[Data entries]

-.-.-

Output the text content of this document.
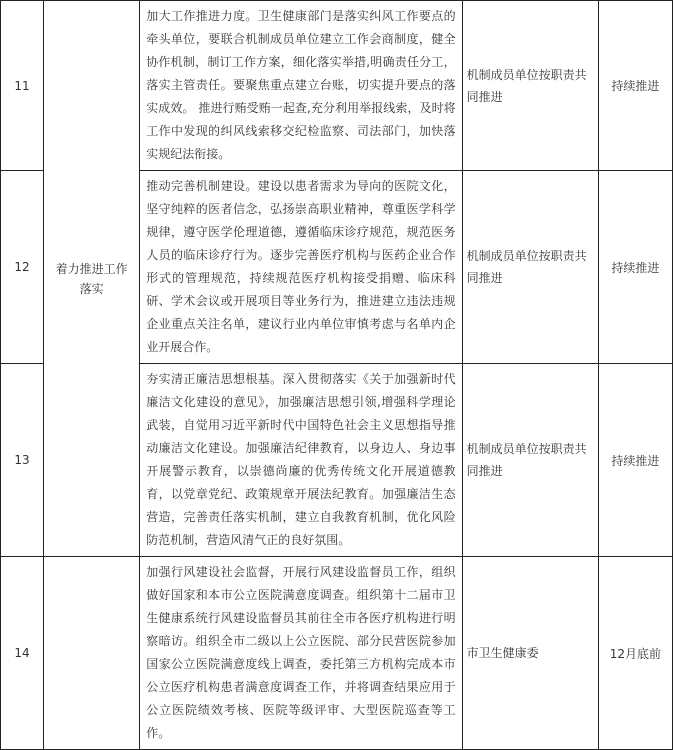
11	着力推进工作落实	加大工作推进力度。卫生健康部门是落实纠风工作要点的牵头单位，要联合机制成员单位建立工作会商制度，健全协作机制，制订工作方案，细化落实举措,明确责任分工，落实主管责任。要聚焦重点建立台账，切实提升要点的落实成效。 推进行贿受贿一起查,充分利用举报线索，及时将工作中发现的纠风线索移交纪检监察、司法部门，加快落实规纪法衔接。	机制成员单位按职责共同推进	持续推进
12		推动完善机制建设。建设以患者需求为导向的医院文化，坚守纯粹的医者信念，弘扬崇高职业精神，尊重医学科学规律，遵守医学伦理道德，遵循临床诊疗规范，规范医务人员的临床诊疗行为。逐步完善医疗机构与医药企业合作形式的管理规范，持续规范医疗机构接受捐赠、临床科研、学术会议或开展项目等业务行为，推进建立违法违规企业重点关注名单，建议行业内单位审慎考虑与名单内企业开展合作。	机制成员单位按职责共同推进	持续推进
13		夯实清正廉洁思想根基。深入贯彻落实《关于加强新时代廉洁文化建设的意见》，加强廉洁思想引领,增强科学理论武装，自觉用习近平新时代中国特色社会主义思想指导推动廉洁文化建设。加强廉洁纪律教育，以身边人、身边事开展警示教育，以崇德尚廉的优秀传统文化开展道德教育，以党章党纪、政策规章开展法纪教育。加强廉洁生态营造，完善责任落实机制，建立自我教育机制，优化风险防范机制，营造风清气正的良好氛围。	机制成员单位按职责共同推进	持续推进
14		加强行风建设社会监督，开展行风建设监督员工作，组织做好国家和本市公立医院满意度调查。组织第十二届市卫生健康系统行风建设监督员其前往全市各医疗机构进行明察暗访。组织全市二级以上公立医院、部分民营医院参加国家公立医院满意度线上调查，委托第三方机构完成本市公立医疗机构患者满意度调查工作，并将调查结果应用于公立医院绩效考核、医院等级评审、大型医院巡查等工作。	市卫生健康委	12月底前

-.-.-

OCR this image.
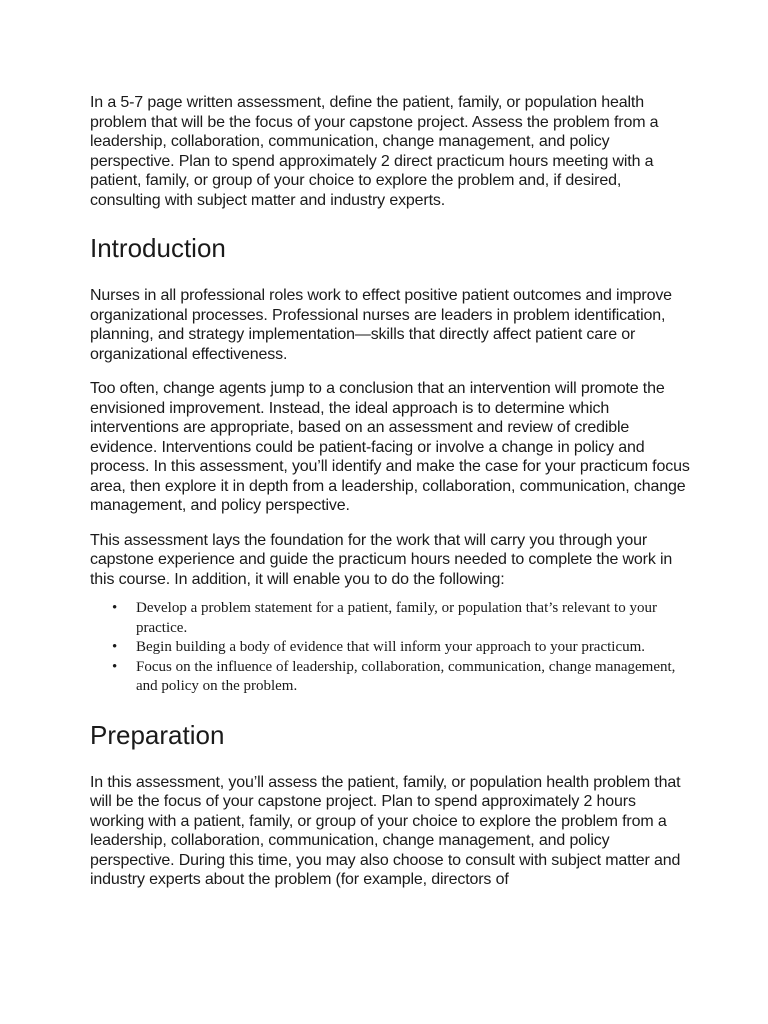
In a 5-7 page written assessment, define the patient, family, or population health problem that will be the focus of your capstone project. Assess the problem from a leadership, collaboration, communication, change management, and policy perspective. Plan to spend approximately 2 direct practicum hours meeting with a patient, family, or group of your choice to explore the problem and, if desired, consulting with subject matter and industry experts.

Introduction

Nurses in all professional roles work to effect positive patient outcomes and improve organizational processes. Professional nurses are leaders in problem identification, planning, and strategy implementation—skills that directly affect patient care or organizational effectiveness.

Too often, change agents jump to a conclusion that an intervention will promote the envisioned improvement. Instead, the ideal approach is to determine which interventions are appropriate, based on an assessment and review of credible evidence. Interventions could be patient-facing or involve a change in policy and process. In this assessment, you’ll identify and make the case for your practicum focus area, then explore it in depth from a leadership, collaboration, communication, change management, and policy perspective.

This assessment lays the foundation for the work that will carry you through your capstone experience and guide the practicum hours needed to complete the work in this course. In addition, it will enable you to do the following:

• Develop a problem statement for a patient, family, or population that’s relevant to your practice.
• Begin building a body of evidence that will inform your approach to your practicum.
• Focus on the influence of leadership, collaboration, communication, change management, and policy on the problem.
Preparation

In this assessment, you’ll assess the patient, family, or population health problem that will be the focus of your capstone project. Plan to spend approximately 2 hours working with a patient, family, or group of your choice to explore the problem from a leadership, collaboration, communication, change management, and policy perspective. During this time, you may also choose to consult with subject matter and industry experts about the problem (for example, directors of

-.-.-

Return every line containing "approach".

Too often, change agents jump to a conclusion that an intervention will promote the envisioned improvement. Instead, the ideal approach is to determine which interventions are appropriate, based on an assessment and review of credible evidence. Interventions could be patient-facing or involve a change in policy and process. In this assessment, you’ll identify and make the case for your practicum focus area, then explore it in depth from a leadership, collaboration, communication, change management, and policy perspective.
• Begin building a body of evidence that will inform your approach to your practicum.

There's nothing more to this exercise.